[THE TASK]: Return all lines from the listing below in which the string "username" occurs.

[RECORDS TO USE]:
= = = =

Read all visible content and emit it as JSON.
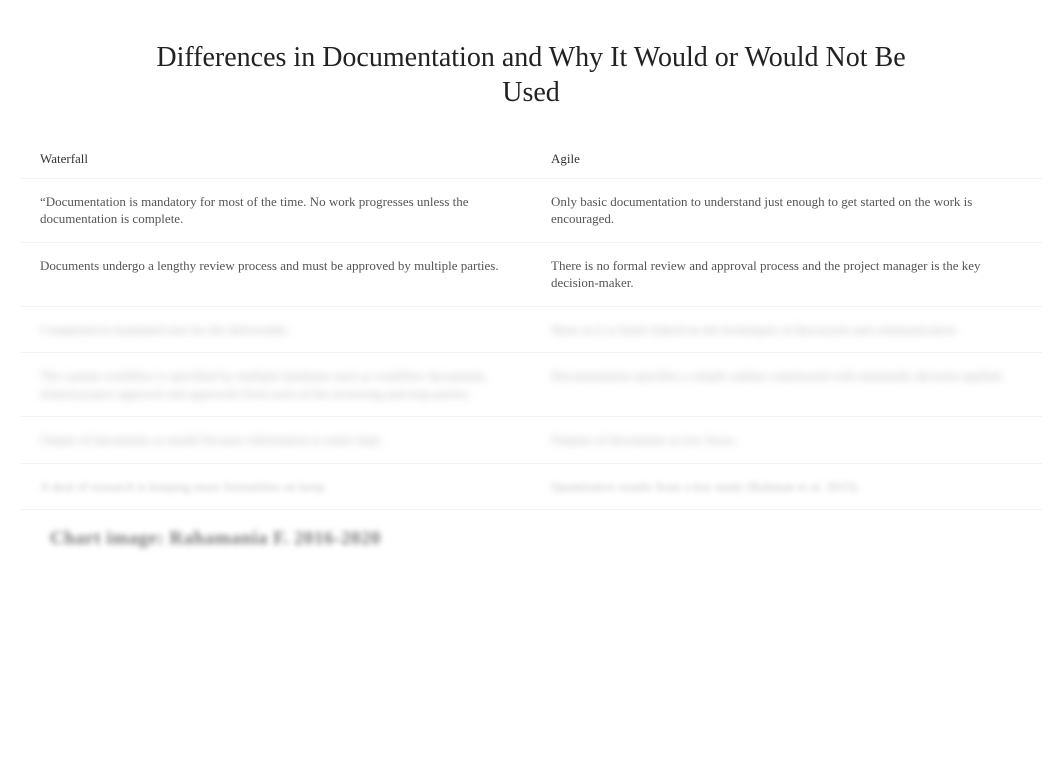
{
  "title": "Differences in Documentation and Why It Would or Would Not Be Used",
  "columns": {
    "left_header": "Waterfall",
    "right_header": "Agile"
  },
  "rows": [
    {
      "left": "“Documentation is mandatory for most of the time. No work progresses unless the documentation is complete.",
      "right": "Only basic documentation to understand just enough to get started on the work is encouraged."
    },
    {
      "left": "Documents undergo a lengthy review process and must be approved by multiple parties.",
      "right": "There is no formal review and approval process and the project manager is the key decision-maker."
    },
    {
      "left": "Completed in mandated size for the deliverable.",
      "right": "Short as it is faster linked on the techniques of discussion and communication.",
      "blur": true
    },
    {
      "left": "The custom workflow is specified by multiple handouts such as workflow documents, related project approval and approvals from each of the reviewing and stop parties.",
      "right": "Documentation specifies a simple outline constructed with minimally decision applied.",
      "blur": true
    },
    {
      "left": "Output of documents as model because information is easier kept.",
      "right": "Outputs of documents as low focus.",
      "blur": true
    },
    {
      "left": "A deal of research is keeping more formalities on keep.",
      "right": "Quantitative results from a key study (Rahman et al. 2015).",
      "blur": true
    }
  ],
  "footer_blur": "Chart image: Rahamania F. 2016-2020"
}
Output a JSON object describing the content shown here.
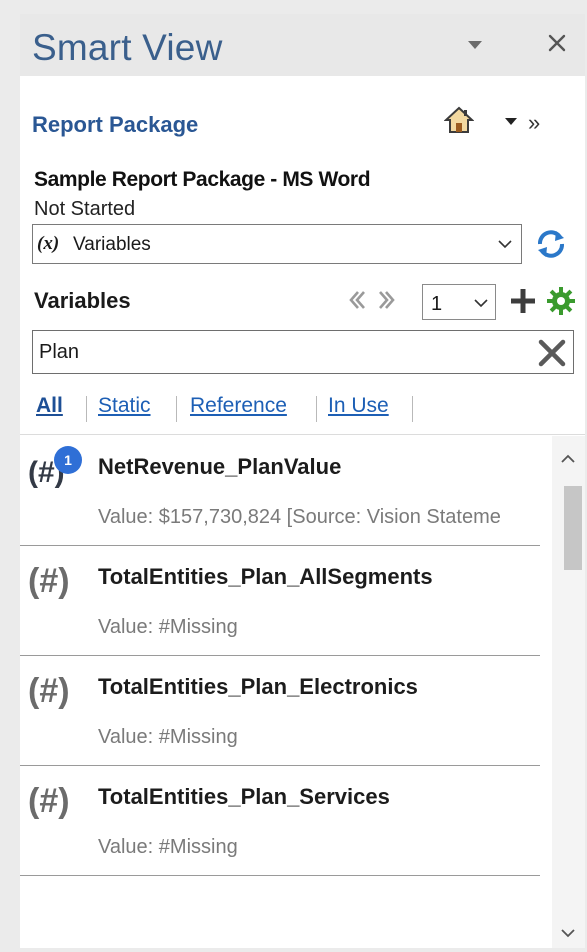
{
  "pane": {
    "title": "Smart View"
  },
  "package": {
    "nav_label": "Report Package",
    "name": "Sample Report Package - MS Word",
    "status": "Not Started",
    "forward_glyph": "»"
  },
  "variables_select": {
    "prefix": "(x)",
    "selected": "Variables"
  },
  "variables": {
    "heading": "Variables",
    "page": "1"
  },
  "search": {
    "value": "Plan"
  },
  "filters": [
    "All",
    "Static",
    "Reference",
    "In Use"
  ],
  "items": [
    {
      "badge": "1",
      "icon": "(#)",
      "name": "NetRevenue_PlanValue",
      "value": "Value:  $157,730,824  [Source: Vision Stateme"
    },
    {
      "icon": "(#)",
      "name": "TotalEntities_Plan_AllSegments",
      "value": "Value: #Missing"
    },
    {
      "icon": "(#)",
      "name": "TotalEntities_Plan_Electronics",
      "value": "Value: #Missing"
    },
    {
      "icon": "(#)",
      "name": "TotalEntities_Plan_Services",
      "value": "Value: #Missing"
    }
  ],
  "colors": {
    "title": "#3a5f8c",
    "link": "#1d5fb5",
    "badge": "#2f6fd6",
    "add": "#3d3d3d",
    "settings": "#3a9a2e"
  },
  "icons": {
    "title_menu": "triangle-down-icon",
    "close": "close-icon",
    "home": "home-icon",
    "dropdown": "caret-down-icon",
    "forward": "double-chevron-right-icon",
    "refresh": "refresh-icon",
    "prev": "chevron-left-double-icon",
    "next": "chevron-right-double-icon",
    "add": "plus-icon",
    "settings": "gear-icon",
    "clear": "clear-x-icon",
    "scroll_up": "scroll-up-icon",
    "scroll_down": "scroll-down-icon"
  }
}
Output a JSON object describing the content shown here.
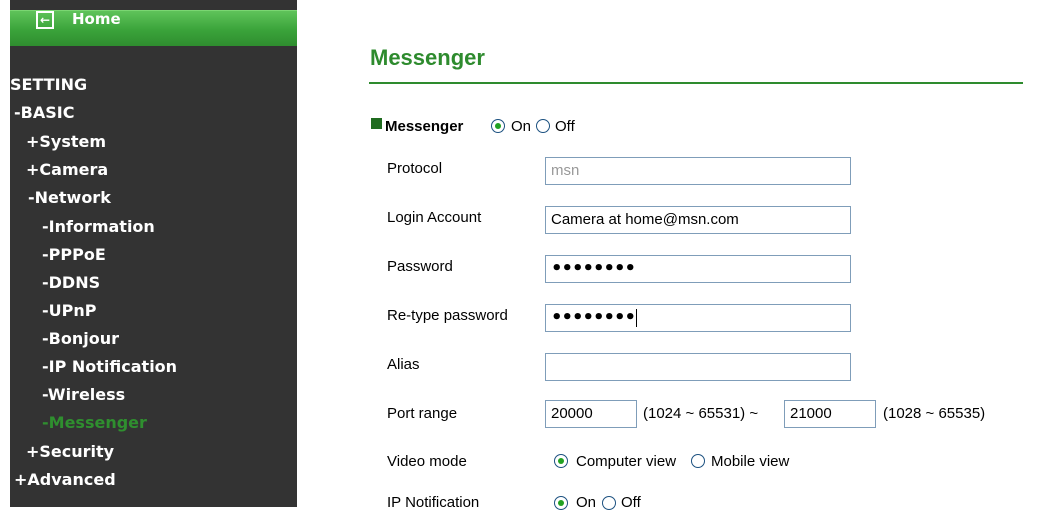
{
  "sidebar": {
    "home_label": "Home",
    "items": [
      {
        "label": "SETTING"
      },
      {
        "label": "-BASIC"
      },
      {
        "label": "+System"
      },
      {
        "label": "+Camera"
      },
      {
        "label": "-Network"
      },
      {
        "label": "-Information"
      },
      {
        "label": "-PPPoE"
      },
      {
        "label": "-DDNS"
      },
      {
        "label": "-UPnP"
      },
      {
        "label": "-Bonjour"
      },
      {
        "label": "-IP Notification"
      },
      {
        "label": "-Wireless"
      },
      {
        "label": "-Messenger"
      },
      {
        "label": "+Security"
      },
      {
        "label": "+Advanced"
      }
    ]
  },
  "main": {
    "title": "Messenger",
    "messenger_label": "Messenger",
    "on_label": "On",
    "off_label": "Off",
    "protocol": {
      "label": "Protocol",
      "value": "msn"
    },
    "login": {
      "label": "Login Account",
      "value": "Camera at home@msn.com"
    },
    "password": {
      "label": "Password",
      "value": "••••••••"
    },
    "retype": {
      "label": "Re-type password",
      "value": "••••••••"
    },
    "alias": {
      "label": "Alias",
      "value": ""
    },
    "port": {
      "label": "Port range",
      "from": "20000",
      "from_range": "(1024 ~ 65531) ~",
      "to": "21000",
      "to_range": "(1028 ~ 65535)"
    },
    "video": {
      "label": "Video mode",
      "opt1": "Computer view",
      "opt2": "Mobile view"
    },
    "ipnotif": {
      "label": "IP Notification",
      "on": "On",
      "off": "Off"
    }
  },
  "colors": {
    "accent": "#2e8b2e",
    "sidebar_bg": "#333333",
    "home_bar": "#3aa33a"
  }
}
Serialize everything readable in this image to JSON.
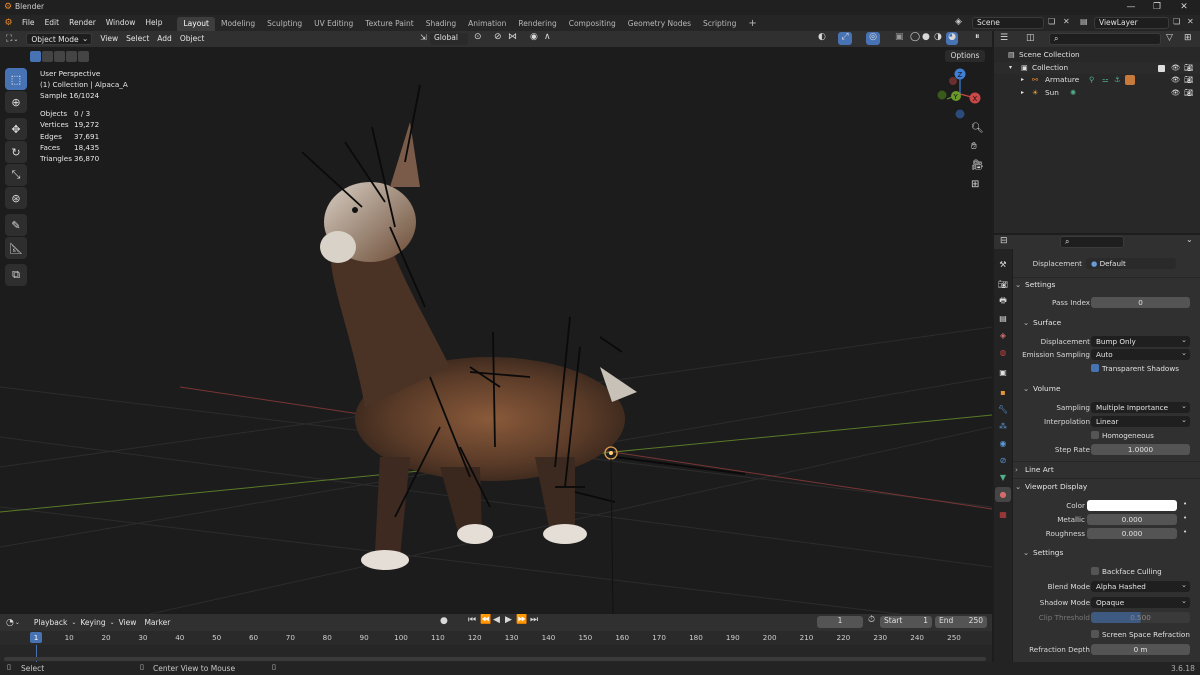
{
  "app": {
    "title": "Blender",
    "version": "3.6.18"
  },
  "menu": [
    "File",
    "Edit",
    "Render",
    "Window",
    "Help"
  ],
  "workspaces": [
    {
      "label": "Layout",
      "active": true
    },
    {
      "label": "Modeling"
    },
    {
      "label": "Sculpting"
    },
    {
      "label": "UV Editing"
    },
    {
      "label": "Texture Paint"
    },
    {
      "label": "Shading"
    },
    {
      "label": "Animation"
    },
    {
      "label": "Rendering"
    },
    {
      "label": "Compositing"
    },
    {
      "label": "Geometry Nodes"
    },
    {
      "label": "Scripting"
    }
  ],
  "scene": {
    "name": "Scene",
    "view_layer": "ViewLayer"
  },
  "viewport_header": {
    "mode": "Object Mode",
    "menus": [
      "View",
      "Select",
      "Add",
      "Object"
    ],
    "orientation": "Global",
    "options_label": "Options"
  },
  "viewport": {
    "perspective": "User Perspective",
    "collection_line": "(1) Collection | Alpaca_A",
    "sample": "Sample 16/1024",
    "stats": [
      {
        "label": "Objects",
        "value": "0 / 3"
      },
      {
        "label": "Vertices",
        "value": "19,272"
      },
      {
        "label": "Edges",
        "value": "37,691"
      },
      {
        "label": "Faces",
        "value": "18,435"
      },
      {
        "label": "Triangles",
        "value": "36,870"
      }
    ],
    "gizmo": {
      "x": "X",
      "y": "Y",
      "z": "Z"
    }
  },
  "outliner": {
    "rows": [
      {
        "label": "Scene Collection",
        "depth": 0
      },
      {
        "label": "Collection",
        "depth": 1
      },
      {
        "label": "Armature",
        "depth": 2
      },
      {
        "label": "Sun",
        "depth": 2
      }
    ]
  },
  "properties": {
    "displacement_method": {
      "label": "Displacement",
      "value": "Default"
    },
    "settings_title": "Settings",
    "pass_index": {
      "label": "Pass Index",
      "value": "0"
    },
    "surface_title": "Surface",
    "surface_displacement": {
      "label": "Displacement",
      "value": "Bump Only"
    },
    "emission_sampling": {
      "label": "Emission Sampling",
      "value": "Auto"
    },
    "transparent_shadows": {
      "label": "Transparent Shadows",
      "checked": true
    },
    "volume_title": "Volume",
    "sampling": {
      "label": "Sampling",
      "value": "Multiple Importance"
    },
    "interpolation": {
      "label": "Interpolation",
      "value": "Linear"
    },
    "homogeneous": {
      "label": "Homogeneous",
      "checked": false
    },
    "step_rate": {
      "label": "Step Rate",
      "value": "1.0000"
    },
    "line_art_title": "Line Art",
    "viewport_display_title": "Viewport Display",
    "color": {
      "label": "Color",
      "value": "#ffffff"
    },
    "metallic": {
      "label": "Metallic",
      "value": "0.000"
    },
    "roughness": {
      "label": "Roughness",
      "value": "0.000"
    },
    "vd_settings_title": "Settings",
    "backface_culling": {
      "label": "Backface Culling",
      "checked": false
    },
    "blend_mode": {
      "label": "Blend Mode",
      "value": "Alpha Hashed"
    },
    "shadow_mode": {
      "label": "Shadow Mode",
      "value": "Opaque"
    },
    "clip_threshold": {
      "label": "Clip Threshold",
      "value": "0.500"
    },
    "ssr": {
      "label": "Screen Space Refraction",
      "checked": false
    },
    "refraction_depth": {
      "label": "Refraction Depth",
      "value": "0 m"
    }
  },
  "timeline": {
    "menus": [
      "Playback",
      "Keying",
      "View",
      "Marker"
    ],
    "current_frame": "1",
    "start_label": "Start",
    "start": "1",
    "end_label": "End",
    "end": "250",
    "ticks": [
      "1",
      "10",
      "20",
      "30",
      "40",
      "50",
      "60",
      "70",
      "80",
      "90",
      "100",
      "110",
      "120",
      "130",
      "140",
      "150",
      "160",
      "170",
      "180",
      "190",
      "200",
      "210",
      "220",
      "230",
      "240",
      "250"
    ]
  },
  "statusbar": {
    "select": "Select",
    "center_view": "Center View to Mouse"
  },
  "colors": {
    "accent": "#4772b3",
    "x_axis": "#c94848",
    "y_axis": "#6a9a2a",
    "z_axis": "#3f7fd6"
  }
}
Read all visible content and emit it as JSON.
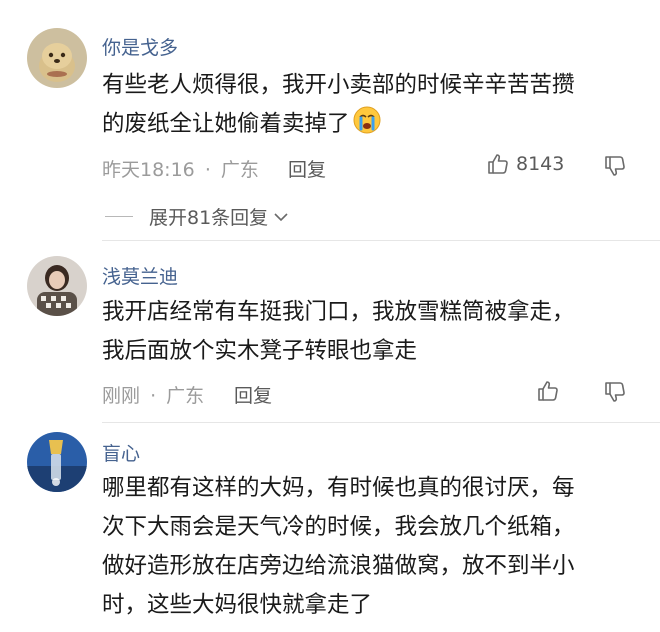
{
  "comments": [
    {
      "username": "你是戈多",
      "lines": [
        "有些老人烦得很，我开小卖部的时候辛辛苦苦攒",
        "的废纸全让她偷着卖掉了"
      ],
      "emoji_icon": "crying-face-icon",
      "time": "昨天18:16",
      "location": "广东",
      "reply_label": "回复",
      "like_count": "8143",
      "expand_label": "展开81条回复"
    },
    {
      "username": "浅莫兰迪",
      "lines": [
        "我开店经常有车挺我门口，我放雪糕筒被拿走，",
        "我后面放个实木凳子转眼也拿走"
      ],
      "time": "刚刚",
      "location": "广东",
      "reply_label": "回复"
    },
    {
      "username": "盲心",
      "lines": [
        "哪里都有这样的大妈，有时候也真的很讨厌，每",
        "次下大雨会是天气冷的时候，我会放几个纸箱，",
        "做好造形放在店旁边给流浪猫做窝，放不到半小",
        "时，这些大妈很快就拿走了"
      ]
    }
  ],
  "meta_separator": "·",
  "colors": {
    "username": "#45628f",
    "text": "#1a1a1a",
    "meta": "#9b9b9b",
    "action": "#5a5a5a"
  }
}
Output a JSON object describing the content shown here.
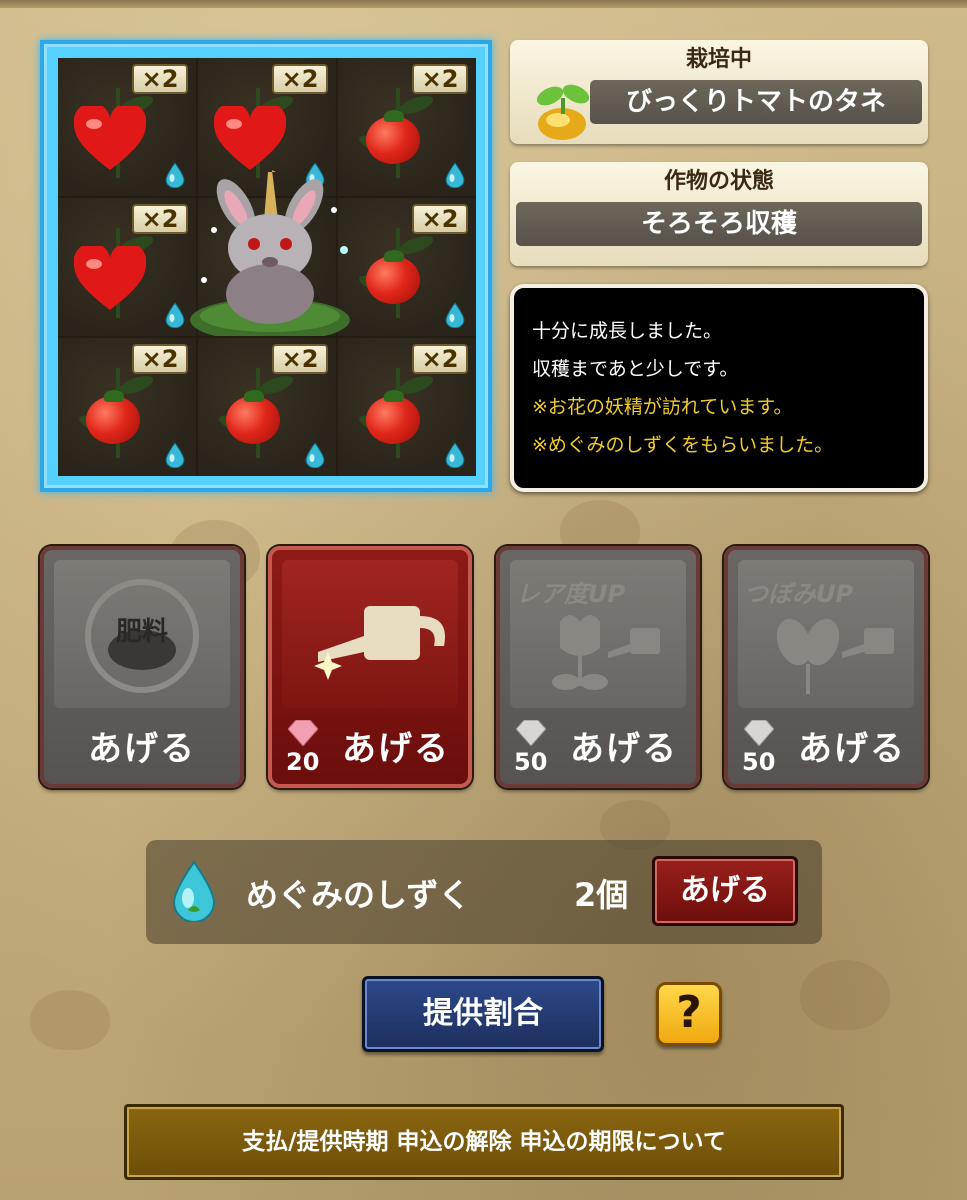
{
  "plot": {
    "cells": [
      {
        "multiplier": "×2",
        "crop": "heart",
        "has_drop": true
      },
      {
        "multiplier": "×2",
        "crop": "heart",
        "has_drop": true
      },
      {
        "multiplier": "×2",
        "crop": "tomato",
        "has_drop": true
      },
      {
        "multiplier": "×2",
        "crop": "heart",
        "has_drop": true
      },
      {
        "multiplier": "",
        "crop": "fairy",
        "has_drop": false
      },
      {
        "multiplier": "×2",
        "crop": "tomato",
        "has_drop": true
      },
      {
        "multiplier": "×2",
        "crop": "tomato",
        "has_drop": true
      },
      {
        "multiplier": "×2",
        "crop": "tomato",
        "has_drop": true
      },
      {
        "multiplier": "×2",
        "crop": "tomato",
        "has_drop": true
      }
    ],
    "border_color": "#2ba8e8"
  },
  "cultivation": {
    "header": "栽培中",
    "seed_name": "びっくりトマトのタネ",
    "icon": "seed-icon"
  },
  "crop_status": {
    "header": "作物の状態",
    "value": "そろそろ収穫"
  },
  "message": {
    "line1": "十分に成長しました。",
    "line2": "収穫まであと少しです。",
    "line3": "※お花の妖精が訪れています。",
    "line4": "※めぐみのしずくをもらいました。",
    "note_color": "#f2cc2a"
  },
  "actions": {
    "fertilizer": {
      "icon_text": "肥料",
      "label": "あげる"
    },
    "water": {
      "label": "あげる",
      "cost": "20",
      "icon": "watering-can-icon"
    },
    "rarity_up": {
      "title": "レア度UP",
      "label": "あげる",
      "cost": "50"
    },
    "bud_up": {
      "title": "つぼみUP",
      "label": "あげる",
      "cost": "50"
    }
  },
  "blessing_drop": {
    "name": "めぐみのしずく",
    "count": "2個",
    "button": "あげる"
  },
  "rate_button": "提供割合",
  "help_button": "?",
  "footer_link": "支払/提供時期 申込の解除 申込の期限について"
}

= = = =

[FINAL ANSWER]:
      "username": "你是戈多",
      "username": "浅莫兰迪",
      "username": "盲心",
    "username": "#45628f",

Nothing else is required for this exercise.